WRITTEN TASK:
Go through the data below. Pull out every line that has the word "title".

RECORDS FOR PROCESSING:
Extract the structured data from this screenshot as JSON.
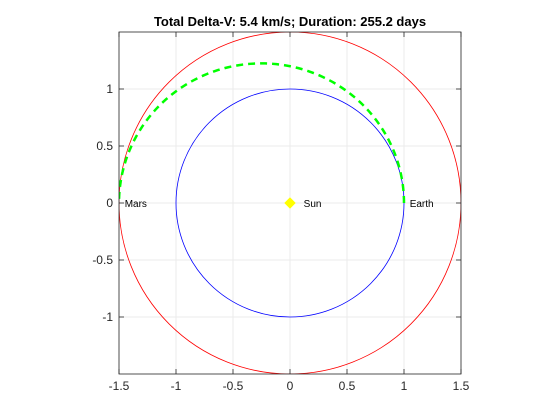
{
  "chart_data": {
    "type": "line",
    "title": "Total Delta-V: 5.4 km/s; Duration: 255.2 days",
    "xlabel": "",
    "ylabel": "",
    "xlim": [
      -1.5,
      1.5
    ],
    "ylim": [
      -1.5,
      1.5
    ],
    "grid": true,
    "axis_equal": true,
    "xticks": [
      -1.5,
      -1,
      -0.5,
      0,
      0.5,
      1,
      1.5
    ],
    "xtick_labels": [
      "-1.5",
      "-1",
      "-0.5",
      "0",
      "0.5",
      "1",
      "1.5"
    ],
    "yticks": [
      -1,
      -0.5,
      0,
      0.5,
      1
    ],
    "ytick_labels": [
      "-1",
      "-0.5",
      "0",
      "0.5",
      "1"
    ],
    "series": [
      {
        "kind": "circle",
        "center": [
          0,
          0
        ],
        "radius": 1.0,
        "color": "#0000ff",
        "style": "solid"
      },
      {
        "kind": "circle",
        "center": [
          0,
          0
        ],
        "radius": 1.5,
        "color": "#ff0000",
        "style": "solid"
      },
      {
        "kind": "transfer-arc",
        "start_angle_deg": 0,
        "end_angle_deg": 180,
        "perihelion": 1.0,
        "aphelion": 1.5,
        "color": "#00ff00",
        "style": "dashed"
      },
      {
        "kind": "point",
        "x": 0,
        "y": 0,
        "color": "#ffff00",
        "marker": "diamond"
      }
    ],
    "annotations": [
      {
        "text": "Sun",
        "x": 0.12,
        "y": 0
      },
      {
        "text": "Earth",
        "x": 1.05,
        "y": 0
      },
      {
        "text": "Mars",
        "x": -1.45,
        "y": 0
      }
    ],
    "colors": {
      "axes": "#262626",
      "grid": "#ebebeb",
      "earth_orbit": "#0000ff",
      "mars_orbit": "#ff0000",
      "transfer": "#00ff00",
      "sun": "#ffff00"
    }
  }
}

---

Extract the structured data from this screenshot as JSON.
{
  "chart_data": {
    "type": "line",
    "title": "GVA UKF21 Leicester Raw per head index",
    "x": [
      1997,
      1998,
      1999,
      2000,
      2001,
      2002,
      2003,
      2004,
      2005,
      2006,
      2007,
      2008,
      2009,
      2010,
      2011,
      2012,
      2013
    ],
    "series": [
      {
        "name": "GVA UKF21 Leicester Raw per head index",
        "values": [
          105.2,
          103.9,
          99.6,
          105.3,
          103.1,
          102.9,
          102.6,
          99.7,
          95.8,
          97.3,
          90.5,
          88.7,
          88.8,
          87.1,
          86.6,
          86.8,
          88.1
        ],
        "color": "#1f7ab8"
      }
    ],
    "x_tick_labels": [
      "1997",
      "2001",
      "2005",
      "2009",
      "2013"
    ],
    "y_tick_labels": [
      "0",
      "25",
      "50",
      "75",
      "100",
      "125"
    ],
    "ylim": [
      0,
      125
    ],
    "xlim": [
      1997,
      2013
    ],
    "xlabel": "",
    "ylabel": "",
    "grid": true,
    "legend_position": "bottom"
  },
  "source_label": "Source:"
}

THE OUTPUT:
    "title": "Total Delta-V: 5.4 km/s; Duration: 255.2 days",
    "title": "GVA UKF21 Leicester Raw per head index",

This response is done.